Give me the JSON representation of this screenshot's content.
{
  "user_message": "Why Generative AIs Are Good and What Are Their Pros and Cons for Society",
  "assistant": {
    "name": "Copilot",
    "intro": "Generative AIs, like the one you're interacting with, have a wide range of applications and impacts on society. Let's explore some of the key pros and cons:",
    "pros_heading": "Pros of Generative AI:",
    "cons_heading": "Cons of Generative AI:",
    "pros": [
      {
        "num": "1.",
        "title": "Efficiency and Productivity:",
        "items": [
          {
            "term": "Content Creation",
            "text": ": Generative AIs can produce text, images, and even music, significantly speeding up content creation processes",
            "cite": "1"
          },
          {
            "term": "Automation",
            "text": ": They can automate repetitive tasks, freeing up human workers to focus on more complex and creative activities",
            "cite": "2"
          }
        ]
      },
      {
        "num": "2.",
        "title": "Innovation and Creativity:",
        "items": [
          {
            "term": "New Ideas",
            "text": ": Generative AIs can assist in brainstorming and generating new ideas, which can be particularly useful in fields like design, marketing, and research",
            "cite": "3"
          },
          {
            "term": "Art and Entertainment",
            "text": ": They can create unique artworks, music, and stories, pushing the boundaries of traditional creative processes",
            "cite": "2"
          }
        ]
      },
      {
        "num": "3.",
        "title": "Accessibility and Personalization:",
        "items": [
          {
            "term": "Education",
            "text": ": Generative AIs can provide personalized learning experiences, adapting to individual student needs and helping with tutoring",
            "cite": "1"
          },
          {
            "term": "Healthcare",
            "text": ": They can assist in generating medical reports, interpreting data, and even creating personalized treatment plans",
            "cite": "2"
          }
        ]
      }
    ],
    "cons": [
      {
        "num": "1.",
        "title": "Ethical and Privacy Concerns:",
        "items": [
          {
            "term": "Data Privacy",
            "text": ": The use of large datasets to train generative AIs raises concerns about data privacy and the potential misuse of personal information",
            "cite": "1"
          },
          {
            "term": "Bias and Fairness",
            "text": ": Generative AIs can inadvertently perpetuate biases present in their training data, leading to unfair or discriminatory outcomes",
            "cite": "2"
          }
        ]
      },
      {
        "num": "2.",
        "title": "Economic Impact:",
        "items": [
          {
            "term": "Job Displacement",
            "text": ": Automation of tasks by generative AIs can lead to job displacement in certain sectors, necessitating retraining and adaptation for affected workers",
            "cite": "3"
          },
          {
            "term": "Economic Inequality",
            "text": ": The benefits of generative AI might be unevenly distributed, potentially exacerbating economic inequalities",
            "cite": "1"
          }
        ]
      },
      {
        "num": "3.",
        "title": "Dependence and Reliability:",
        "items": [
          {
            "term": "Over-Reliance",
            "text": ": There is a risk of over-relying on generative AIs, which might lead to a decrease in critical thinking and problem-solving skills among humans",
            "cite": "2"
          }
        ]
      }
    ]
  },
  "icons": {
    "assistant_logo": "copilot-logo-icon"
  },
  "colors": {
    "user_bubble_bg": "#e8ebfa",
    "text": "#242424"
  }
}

**TASK INSTRUCTIONS**: Find each line that has the word "creative", then copy it out.

**SOLUTION BELOW**:
            "text": ": They can automate repetitive tasks, freeing up human workers to focus on more complex and creative activities",
            "text": ": They can create unique artworks, music, and stories, pushing the boundaries of traditional creative processes",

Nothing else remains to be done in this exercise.